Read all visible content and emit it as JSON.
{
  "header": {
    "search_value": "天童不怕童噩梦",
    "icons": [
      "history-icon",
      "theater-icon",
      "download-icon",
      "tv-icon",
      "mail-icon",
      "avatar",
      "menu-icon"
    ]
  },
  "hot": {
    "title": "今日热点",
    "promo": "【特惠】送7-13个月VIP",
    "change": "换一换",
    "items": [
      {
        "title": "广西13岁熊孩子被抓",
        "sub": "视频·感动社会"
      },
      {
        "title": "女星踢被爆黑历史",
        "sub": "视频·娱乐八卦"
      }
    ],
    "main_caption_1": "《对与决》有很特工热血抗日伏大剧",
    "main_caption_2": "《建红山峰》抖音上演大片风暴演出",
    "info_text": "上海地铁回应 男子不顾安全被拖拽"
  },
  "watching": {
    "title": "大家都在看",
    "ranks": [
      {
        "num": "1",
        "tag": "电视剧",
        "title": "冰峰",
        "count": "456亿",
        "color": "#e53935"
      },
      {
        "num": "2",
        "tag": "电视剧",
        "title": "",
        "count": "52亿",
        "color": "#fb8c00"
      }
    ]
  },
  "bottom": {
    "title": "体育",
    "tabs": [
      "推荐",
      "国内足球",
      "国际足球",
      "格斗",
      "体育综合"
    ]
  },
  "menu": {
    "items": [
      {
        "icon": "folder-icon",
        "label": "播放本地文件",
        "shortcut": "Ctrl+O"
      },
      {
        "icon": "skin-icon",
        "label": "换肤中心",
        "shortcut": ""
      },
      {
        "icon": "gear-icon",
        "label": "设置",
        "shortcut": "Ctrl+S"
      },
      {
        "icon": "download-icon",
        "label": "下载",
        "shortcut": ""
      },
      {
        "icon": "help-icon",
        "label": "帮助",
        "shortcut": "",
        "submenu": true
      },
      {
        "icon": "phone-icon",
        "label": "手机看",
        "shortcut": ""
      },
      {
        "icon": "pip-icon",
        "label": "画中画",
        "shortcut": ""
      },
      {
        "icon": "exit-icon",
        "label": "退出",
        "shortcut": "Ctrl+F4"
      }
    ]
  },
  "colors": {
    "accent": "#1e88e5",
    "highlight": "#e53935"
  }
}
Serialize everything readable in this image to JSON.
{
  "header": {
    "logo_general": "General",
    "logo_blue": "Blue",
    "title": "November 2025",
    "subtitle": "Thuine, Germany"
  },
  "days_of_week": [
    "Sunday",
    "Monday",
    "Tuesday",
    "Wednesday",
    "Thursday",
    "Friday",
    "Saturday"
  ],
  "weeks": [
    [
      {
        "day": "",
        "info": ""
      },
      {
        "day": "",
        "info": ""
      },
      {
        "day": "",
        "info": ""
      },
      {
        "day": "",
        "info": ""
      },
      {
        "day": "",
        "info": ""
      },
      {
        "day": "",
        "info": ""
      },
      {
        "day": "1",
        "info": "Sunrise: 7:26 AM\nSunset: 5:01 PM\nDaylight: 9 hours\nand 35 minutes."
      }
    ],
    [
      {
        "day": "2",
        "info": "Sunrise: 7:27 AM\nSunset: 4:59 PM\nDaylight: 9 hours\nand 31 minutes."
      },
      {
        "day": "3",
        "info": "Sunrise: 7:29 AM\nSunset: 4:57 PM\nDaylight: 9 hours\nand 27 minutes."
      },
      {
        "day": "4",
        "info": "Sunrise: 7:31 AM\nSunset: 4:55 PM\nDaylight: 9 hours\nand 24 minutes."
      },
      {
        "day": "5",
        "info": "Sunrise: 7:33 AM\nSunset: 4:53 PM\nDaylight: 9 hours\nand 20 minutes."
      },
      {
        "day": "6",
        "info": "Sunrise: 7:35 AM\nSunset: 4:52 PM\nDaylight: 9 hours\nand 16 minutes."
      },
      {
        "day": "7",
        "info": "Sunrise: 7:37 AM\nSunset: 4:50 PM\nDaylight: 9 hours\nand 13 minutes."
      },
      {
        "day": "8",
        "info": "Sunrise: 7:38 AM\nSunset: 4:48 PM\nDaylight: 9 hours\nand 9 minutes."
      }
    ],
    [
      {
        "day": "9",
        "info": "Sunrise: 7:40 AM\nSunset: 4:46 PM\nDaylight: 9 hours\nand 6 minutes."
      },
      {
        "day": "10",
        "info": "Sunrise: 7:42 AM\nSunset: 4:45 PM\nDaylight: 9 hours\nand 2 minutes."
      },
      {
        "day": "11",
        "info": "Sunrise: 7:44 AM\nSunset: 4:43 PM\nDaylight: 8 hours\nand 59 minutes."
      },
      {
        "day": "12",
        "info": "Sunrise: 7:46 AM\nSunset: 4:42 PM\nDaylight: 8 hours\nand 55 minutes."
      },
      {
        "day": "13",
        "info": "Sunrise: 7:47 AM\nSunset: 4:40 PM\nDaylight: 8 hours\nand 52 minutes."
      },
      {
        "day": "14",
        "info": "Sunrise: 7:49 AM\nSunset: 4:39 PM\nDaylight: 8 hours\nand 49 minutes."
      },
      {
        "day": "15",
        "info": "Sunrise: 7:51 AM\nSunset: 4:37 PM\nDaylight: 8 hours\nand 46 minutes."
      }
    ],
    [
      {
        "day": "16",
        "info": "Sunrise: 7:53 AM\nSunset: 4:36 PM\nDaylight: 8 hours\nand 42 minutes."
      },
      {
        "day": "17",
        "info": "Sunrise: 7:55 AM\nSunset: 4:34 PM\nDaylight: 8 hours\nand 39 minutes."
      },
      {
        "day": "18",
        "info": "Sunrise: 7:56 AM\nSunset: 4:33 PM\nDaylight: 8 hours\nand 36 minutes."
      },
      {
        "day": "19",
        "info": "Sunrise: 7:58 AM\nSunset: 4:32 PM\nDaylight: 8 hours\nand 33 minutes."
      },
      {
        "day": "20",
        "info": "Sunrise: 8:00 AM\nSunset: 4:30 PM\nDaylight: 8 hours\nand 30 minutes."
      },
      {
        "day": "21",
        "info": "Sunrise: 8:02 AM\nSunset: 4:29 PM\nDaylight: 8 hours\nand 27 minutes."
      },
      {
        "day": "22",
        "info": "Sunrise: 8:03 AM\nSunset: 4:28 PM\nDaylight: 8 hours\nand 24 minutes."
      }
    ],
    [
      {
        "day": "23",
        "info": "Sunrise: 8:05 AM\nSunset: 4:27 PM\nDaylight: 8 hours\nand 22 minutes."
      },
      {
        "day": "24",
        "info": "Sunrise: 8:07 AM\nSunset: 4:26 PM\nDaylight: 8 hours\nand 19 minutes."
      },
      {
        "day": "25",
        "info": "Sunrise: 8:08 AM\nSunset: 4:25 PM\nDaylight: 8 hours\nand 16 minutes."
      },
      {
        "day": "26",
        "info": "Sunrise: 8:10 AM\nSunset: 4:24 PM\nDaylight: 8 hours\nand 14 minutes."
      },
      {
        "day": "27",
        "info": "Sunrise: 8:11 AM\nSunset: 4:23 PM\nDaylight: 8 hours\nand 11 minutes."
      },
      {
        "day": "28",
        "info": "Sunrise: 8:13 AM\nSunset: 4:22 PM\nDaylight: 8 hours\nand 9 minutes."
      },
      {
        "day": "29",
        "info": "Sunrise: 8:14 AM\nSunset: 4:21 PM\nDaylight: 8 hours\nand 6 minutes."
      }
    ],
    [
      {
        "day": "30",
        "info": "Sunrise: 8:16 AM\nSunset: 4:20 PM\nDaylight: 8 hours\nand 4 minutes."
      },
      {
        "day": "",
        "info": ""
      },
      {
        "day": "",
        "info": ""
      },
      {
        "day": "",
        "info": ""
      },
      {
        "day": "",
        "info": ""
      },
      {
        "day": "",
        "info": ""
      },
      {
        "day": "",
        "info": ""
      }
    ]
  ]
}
------------------------------
- **Set exercise**
Your answer should be a single number: the count of lines in the listing that contain the word "label".

- **Result for this exercise**
8